Data entries -
-=-=-
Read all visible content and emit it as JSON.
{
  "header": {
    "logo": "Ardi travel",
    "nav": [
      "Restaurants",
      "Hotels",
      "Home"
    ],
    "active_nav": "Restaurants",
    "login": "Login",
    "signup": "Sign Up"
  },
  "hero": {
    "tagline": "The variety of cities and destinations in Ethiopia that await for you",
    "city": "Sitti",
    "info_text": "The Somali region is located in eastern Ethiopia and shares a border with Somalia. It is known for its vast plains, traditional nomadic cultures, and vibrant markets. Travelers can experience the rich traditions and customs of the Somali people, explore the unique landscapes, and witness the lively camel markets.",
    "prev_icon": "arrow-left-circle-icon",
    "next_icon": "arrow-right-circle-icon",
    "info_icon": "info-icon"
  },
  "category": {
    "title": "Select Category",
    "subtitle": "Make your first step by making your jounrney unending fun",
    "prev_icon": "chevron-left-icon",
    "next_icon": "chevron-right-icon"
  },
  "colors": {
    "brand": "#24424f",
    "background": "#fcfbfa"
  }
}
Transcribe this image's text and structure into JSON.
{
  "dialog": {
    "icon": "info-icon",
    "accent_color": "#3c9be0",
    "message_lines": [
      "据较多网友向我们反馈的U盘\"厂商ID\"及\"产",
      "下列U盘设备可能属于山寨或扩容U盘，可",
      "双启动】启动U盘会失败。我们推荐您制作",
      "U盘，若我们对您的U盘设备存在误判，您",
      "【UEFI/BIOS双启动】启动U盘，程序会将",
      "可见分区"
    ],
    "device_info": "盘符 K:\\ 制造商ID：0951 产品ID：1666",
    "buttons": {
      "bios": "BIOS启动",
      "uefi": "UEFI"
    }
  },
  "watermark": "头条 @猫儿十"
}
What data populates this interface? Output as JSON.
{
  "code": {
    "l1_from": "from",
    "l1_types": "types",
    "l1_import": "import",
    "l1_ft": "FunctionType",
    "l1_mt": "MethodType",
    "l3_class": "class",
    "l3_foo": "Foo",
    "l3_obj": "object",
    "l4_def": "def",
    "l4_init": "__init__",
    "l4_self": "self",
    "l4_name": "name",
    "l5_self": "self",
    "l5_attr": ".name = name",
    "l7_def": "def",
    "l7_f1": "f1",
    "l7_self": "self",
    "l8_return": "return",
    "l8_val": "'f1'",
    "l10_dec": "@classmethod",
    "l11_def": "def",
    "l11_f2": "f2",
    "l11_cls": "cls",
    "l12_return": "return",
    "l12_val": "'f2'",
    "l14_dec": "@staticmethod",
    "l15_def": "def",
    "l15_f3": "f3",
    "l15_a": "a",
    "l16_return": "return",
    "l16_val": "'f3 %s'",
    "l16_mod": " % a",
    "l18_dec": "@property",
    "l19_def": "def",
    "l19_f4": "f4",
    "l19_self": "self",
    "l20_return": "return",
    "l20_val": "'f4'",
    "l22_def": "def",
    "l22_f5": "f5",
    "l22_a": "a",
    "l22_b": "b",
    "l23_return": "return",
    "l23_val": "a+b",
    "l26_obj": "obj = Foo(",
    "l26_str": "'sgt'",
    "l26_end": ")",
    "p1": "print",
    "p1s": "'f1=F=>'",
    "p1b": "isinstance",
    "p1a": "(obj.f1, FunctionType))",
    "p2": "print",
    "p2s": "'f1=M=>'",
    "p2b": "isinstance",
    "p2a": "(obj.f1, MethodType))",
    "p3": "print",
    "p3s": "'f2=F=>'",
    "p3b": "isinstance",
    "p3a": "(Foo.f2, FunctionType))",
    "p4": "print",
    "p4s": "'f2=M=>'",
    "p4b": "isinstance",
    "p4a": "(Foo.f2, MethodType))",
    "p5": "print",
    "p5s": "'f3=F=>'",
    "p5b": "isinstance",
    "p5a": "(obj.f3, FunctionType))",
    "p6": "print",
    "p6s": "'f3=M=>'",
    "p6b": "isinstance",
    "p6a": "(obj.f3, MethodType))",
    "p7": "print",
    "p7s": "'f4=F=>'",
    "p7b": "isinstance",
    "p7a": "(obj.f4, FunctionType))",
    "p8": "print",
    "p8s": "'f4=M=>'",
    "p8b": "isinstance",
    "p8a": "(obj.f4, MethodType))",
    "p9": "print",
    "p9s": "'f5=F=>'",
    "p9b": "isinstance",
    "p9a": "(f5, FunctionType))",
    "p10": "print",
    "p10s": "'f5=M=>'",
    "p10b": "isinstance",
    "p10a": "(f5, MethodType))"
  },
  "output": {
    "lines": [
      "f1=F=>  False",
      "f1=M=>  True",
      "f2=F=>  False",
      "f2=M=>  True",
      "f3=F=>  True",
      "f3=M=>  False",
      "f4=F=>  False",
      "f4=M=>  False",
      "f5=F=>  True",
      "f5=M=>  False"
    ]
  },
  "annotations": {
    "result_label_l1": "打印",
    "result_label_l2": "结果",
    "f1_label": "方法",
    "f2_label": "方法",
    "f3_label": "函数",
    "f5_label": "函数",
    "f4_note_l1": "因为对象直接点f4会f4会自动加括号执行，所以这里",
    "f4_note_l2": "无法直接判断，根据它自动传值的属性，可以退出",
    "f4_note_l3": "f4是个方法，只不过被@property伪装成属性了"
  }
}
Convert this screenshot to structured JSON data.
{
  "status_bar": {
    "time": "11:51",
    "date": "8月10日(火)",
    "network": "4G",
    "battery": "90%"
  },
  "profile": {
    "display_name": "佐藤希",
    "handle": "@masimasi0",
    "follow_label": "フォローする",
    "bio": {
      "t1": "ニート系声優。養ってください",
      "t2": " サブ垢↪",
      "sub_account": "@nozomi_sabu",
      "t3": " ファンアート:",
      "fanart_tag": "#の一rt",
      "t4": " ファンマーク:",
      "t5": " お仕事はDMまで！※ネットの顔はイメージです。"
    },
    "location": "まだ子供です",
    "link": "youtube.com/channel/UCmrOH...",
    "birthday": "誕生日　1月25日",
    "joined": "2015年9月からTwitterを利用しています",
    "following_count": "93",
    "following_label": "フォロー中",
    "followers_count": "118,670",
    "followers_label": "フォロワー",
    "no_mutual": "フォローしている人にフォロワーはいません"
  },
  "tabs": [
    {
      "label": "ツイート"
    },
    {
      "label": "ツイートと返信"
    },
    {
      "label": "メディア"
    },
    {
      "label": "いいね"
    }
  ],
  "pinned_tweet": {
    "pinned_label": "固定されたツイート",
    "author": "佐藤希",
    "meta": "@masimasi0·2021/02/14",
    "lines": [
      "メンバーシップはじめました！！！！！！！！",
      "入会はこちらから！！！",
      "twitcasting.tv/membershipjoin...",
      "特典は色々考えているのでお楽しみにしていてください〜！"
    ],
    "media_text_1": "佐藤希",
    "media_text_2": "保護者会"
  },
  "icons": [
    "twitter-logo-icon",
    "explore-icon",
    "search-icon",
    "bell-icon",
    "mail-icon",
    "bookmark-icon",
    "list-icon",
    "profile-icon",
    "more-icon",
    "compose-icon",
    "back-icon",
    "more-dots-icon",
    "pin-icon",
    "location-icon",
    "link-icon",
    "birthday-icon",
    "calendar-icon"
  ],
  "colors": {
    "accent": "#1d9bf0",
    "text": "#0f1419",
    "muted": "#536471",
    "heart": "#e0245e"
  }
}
-=-=-
WHAT TO WORK ON -
Make an exact copy of every entry.

RIGHT ANSWER -
Read all visible content and emit it as JSON.
{
  "header": {
    "logo": "Ardi travel",
    "nav": [
      "Restaurants",
      "Hotels",
      "Home"
    ],
    "active_nav": "Restaurants",
    "login": "Login",
    "signup": "Sign Up"
  },
  "hero": {
    "tagline": "The variety of cities and destinations in Ethiopia that await for you",
    "city": "Sitti",
    "info_text": "The Somali region is located in eastern Ethiopia and shares a border with Somalia. It is known for its vast plains, traditional nomadic cultures, and vibrant markets. Travelers can experience the rich traditions and customs of the Somali people, explore the unique landscapes, and witness the lively camel markets.",
    "prev_icon": "arrow-left-circle-icon",
    "next_icon": "arrow-right-circle-icon",
    "info_icon": "info-icon"
  },
  "category": {
    "title": "Select Category",
    "subtitle": "Make your first step by making your jounrney unending fun",
    "prev_icon": "chevron-left-icon",
    "next_icon": "chevron-right-icon"
  },
  "colors": {
    "brand": "#24424f",
    "background": "#fcfbfa"
  }
}
Transcribe this image's text and structure into JSON.
{
  "dialog": {
    "icon": "info-icon",
    "accent_color": "#3c9be0",
    "message_lines": [
      "据较多网友向我们反馈的U盘\"厂商ID\"及\"产",
      "下列U盘设备可能属于山寨或扩容U盘，可",
      "双启动】启动U盘会失败。我们推荐您制作",
      "U盘，若我们对您的U盘设备存在误判，您",
      "【UEFI/BIOS双启动】启动U盘，程序会将",
      "可见分区"
    ],
    "device_info": "盘符 K:\\ 制造商ID：0951 产品ID：1666",
    "buttons": {
      "bios": "BIOS启动",
      "uefi": "UEFI"
    }
  },
  "watermark": "头条 @猫儿十"
}
What data populates this interface? Output as JSON.
{
  "code": {
    "l1_from": "from",
    "l1_types": "types",
    "l1_import": "import",
    "l1_ft": "FunctionType",
    "l1_mt": "MethodType",
    "l3_class": "class",
    "l3_foo": "Foo",
    "l3_obj": "object",
    "l4_def": "def",
    "l4_init": "__init__",
    "l4_self": "self",
    "l4_name": "name",
    "l5_self": "self",
    "l5_attr": ".name = name",
    "l7_def": "def",
    "l7_f1": "f1",
    "l7_self": "self",
    "l8_return": "return",
    "l8_val": "'f1'",
    "l10_dec": "@classmethod",
    "l11_def": "def",
    "l11_f2": "f2",
    "l11_cls": "cls",
    "l12_return": "return",
    "l12_val": "'f2'",
    "l14_dec": "@staticmethod",
    "l15_def": "def",
    "l15_f3": "f3",
    "l15_a": "a",
    "l16_return": "return",
    "l16_val": "'f3 %s'",
    "l16_mod": " % a",
    "l18_dec": "@property",
    "l19_def": "def",
    "l19_f4": "f4",
    "l19_self": "self",
    "l20_return": "return",
    "l20_val": "'f4'",
    "l22_def": "def",
    "l22_f5": "f5",
    "l22_a": "a",
    "l22_b": "b",
    "l23_return": "return",
    "l23_val": "a+b",
    "l26_obj": "obj = Foo(",
    "l26_str": "'sgt'",
    "l26_end": ")",
    "p1": "print",
    "p1s": "'f1=F=>'",
    "p1b": "isinstance",
    "p1a": "(obj.f1, FunctionType))",
    "p2": "print",
    "p2s": "'f1=M=>'",
    "p2b": "isinstance",
    "p2a": "(obj.f1, MethodType))",
    "p3": "print",
    "p3s": "'f2=F=>'",
    "p3b": "isinstance",
    "p3a": "(Foo.f2, FunctionType))",
    "p4": "print",
    "p4s": "'f2=M=>'",
    "p4b": "isinstance",
    "p4a": "(Foo.f2, MethodType))",
    "p5": "print",
    "p5s": "'f3=F=>'",
    "p5b": "isinstance",
    "p5a": "(obj.f3, FunctionType))",
    "p6": "print",
    "p6s": "'f3=M=>'",
    "p6b": "isinstance",
    "p6a": "(obj.f3, MethodType))",
    "p7": "print",
    "p7s": "'f4=F=>'",
    "p7b": "isinstance",
    "p7a": "(obj.f4, FunctionType))",
    "p8": "print",
    "p8s": "'f4=M=>'",
    "p8b": "isinstance",
    "p8a": "(obj.f4, MethodType))",
    "p9": "print",
    "p9s": "'f5=F=>'",
    "p9b": "isinstance",
    "p9a": "(f5, FunctionType))",
    "p10": "print",
    "p10s": "'f5=M=>'",
    "p10b": "isinstance",
    "p10a": "(f5, MethodType))"
  },
  "output": {
    "lines": [
      "f1=F=>  False",
      "f1=M=>  True",
      "f2=F=>  False",
      "f2=M=>  True",
      "f3=F=>  True",
      "f3=M=>  False",
      "f4=F=>  False",
      "f4=M=>  False",
      "f5=F=>  True",
      "f5=M=>  False"
    ]
  },
  "annotations": {
    "result_label_l1": "打印",
    "result_label_l2": "结果",
    "f1_label": "方法",
    "f2_label": "方法",
    "f3_label": "函数",
    "f5_label": "函数",
    "f4_note_l1": "因为对象直接点f4会f4会自动加括号执行，所以这里",
    "f4_note_l2": "无法直接判断，根据它自动传值的属性，可以退出",
    "f4_note_l3": "f4是个方法，只不过被@property伪装成属性了"
  }
}
Convert this screenshot to structured JSON data.
{
  "status_bar": {
    "time": "11:51",
    "date": "8月10日(火)",
    "network": "4G",
    "battery": "90%"
  },
  "profile": {
    "display_name": "佐藤希",
    "handle": "@masimasi0",
    "follow_label": "フォローする",
    "bio": {
      "t1": "ニート系声優。養ってください",
      "t2": " サブ垢↪",
      "sub_account": "@nozomi_sabu",
      "t3": " ファンアート:",
      "fanart_tag": "#の一rt",
      "t4": " ファンマーク:",
      "t5": " お仕事はDMまで！※ネットの顔はイメージです。"
    },
    "location": "まだ子供です",
    "link": "youtube.com/channel/UCmrOH...",
    "birthday": "誕生日　1月25日",
    "joined": "2015年9月からTwitterを利用しています",
    "following_count": "93",
    "following_label": "フォロー中",
    "followers_count": "118,670",
    "followers_label": "フォロワー",
    "no_mutual": "フォローしている人にフォロワーはいません"
  },
  "tabs": [
    {
      "label": "ツイート"
    },
    {
      "label": "ツイートと返信"
    },
    {
      "label": "メディア"
    },
    {
      "label": "いいね"
    }
  ],
  "pinned_tweet": {
    "pinned_label": "固定されたツイート",
    "author": "佐藤希",
    "meta": "@masimasi0·2021/02/14",
    "lines": [
      "メンバーシップはじめました！！！！！！！！",
      "入会はこちらから！！！",
      "twitcasting.tv/membershipjoin...",
      "特典は色々考えているのでお楽しみにしていてください〜！"
    ],
    "media_text_1": "佐藤希",
    "media_text_2": "保護者会"
  },
  "icons": [
    "twitter-logo-icon",
    "explore-icon",
    "search-icon",
    "bell-icon",
    "mail-icon",
    "bookmark-icon",
    "list-icon",
    "profile-icon",
    "more-icon",
    "compose-icon",
    "back-icon",
    "more-dots-icon",
    "pin-icon",
    "location-icon",
    "link-icon",
    "birthday-icon",
    "calendar-icon"
  ],
  "colors": {
    "accent": "#1d9bf0",
    "text": "#0f1419",
    "muted": "#536471",
    "heart": "#e0245e"
  }
}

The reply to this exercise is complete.